Exercise requirements.
An exact reproduction of the records is required, with all images left out.

-- START --

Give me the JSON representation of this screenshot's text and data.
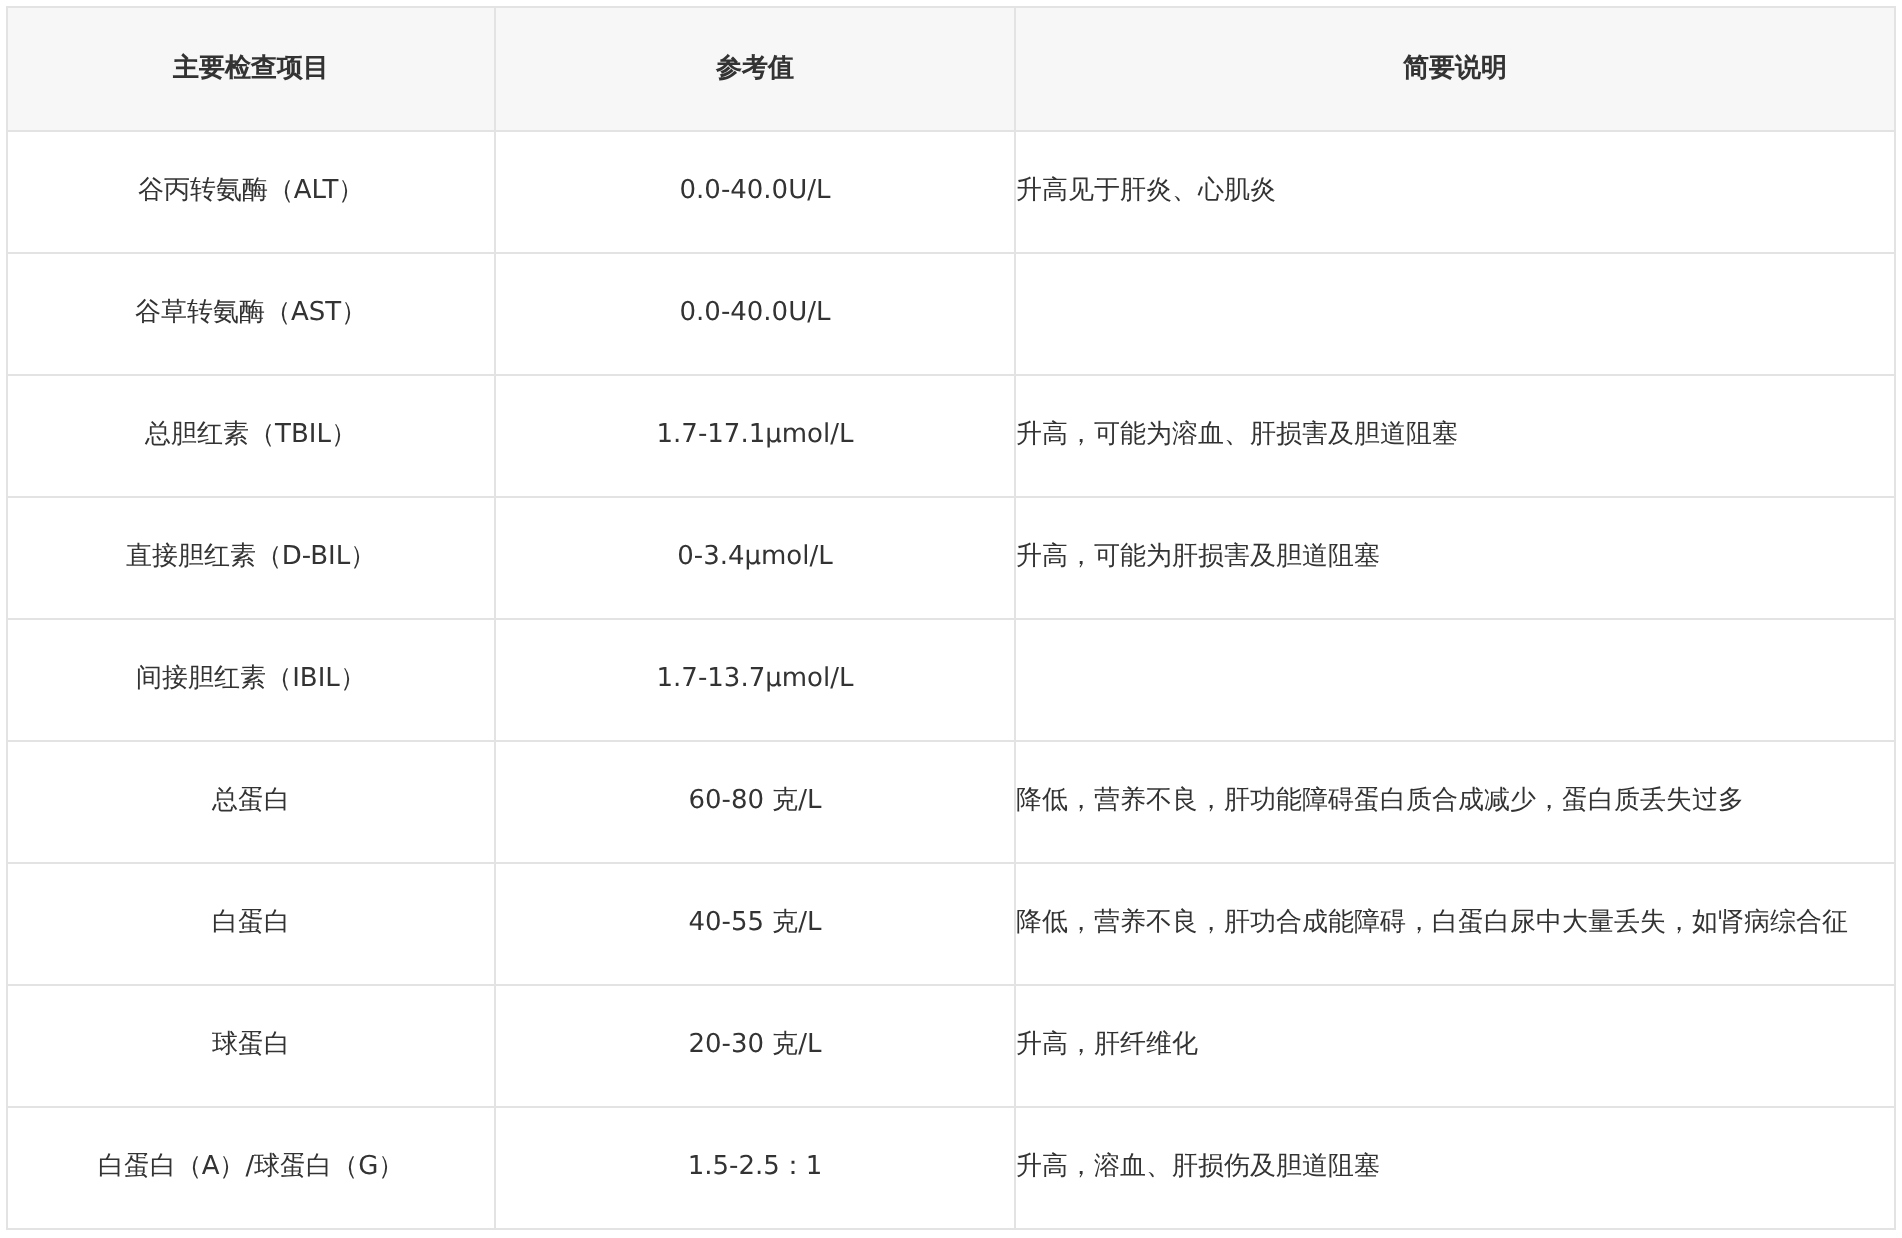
{
  "table": {
    "columns": [
      "主要检查项目",
      "参考值",
      "简要说明"
    ],
    "rows": [
      {
        "item": "谷丙转氨酶（ALT）",
        "reference": "0.0-40.0U/L",
        "note": "升高见于肝炎、心肌炎"
      },
      {
        "item": "谷草转氨酶（AST）",
        "reference": "0.0-40.0U/L"
      },
      {
        "item": "总胆红素（TBIL）",
        "reference": "1.7-17.1μmol/L",
        "note": "升高，可能为溶血、肝损害及胆道阻塞"
      },
      {
        "item": "直接胆红素（D-BIL）",
        "reference": "0-3.4μmol/L",
        "note": "升高，可能为肝损害及胆道阻塞"
      },
      {
        "item": "间接胆红素（IBIL）",
        "reference": "1.7-13.7μmol/L"
      },
      {
        "item": "总蛋白",
        "reference": "60-80 克/L",
        "note": "降低，营养不良，肝功能障碍蛋白质合成减少，蛋白质丢失过多"
      },
      {
        "item": "白蛋白",
        "reference": "40-55 克/L",
        "note": "降低，营养不良，肝功合成能障碍，白蛋白尿中大量丢失，如肾病综合征"
      },
      {
        "item": "球蛋白",
        "reference": "20-30 克/L",
        "note": "升高，肝纤维化"
      },
      {
        "item": "白蛋白（A）/球蛋白（G）",
        "reference": "1.5-2.5：1",
        "note": "升高，溶血、肝损伤及胆道阻塞"
      }
    ]
  }
}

-- END --

Worked solution.
Give me the JSON representation of this screenshot's text and data.
{
  "table": {
    "columns": [
      "主要检查项目",
      "参考值",
      "简要说明"
    ],
    "rows": [
      {
        "item": "谷丙转氨酶（ALT）",
        "reference": "0.0-40.0U/L",
        "note": "升高见于肝炎、心肌炎"
      },
      {
        "item": "谷草转氨酶（AST）",
        "reference": "0.0-40.0U/L"
      },
      {
        "item": "总胆红素（TBIL）",
        "reference": "1.7-17.1μmol/L",
        "note": "升高，可能为溶血、肝损害及胆道阻塞"
      },
      {
        "item": "直接胆红素（D-BIL）",
        "reference": "0-3.4μmol/L",
        "note": "升高，可能为肝损害及胆道阻塞"
      },
      {
        "item": "间接胆红素（IBIL）",
        "reference": "1.7-13.7μmol/L"
      },
      {
        "item": "总蛋白",
        "reference": "60-80 克/L",
        "note": "降低，营养不良，肝功能障碍蛋白质合成减少，蛋白质丢失过多"
      },
      {
        "item": "白蛋白",
        "reference": "40-55 克/L",
        "note": "降低，营养不良，肝功合成能障碍，白蛋白尿中大量丢失，如肾病综合征"
      },
      {
        "item": "球蛋白",
        "reference": "20-30 克/L",
        "note": "升高，肝纤维化"
      },
      {
        "item": "白蛋白（A）/球蛋白（G）",
        "reference": "1.5-2.5：1",
        "note": "升高，溶血、肝损伤及胆道阻塞"
      }
    ]
  }
}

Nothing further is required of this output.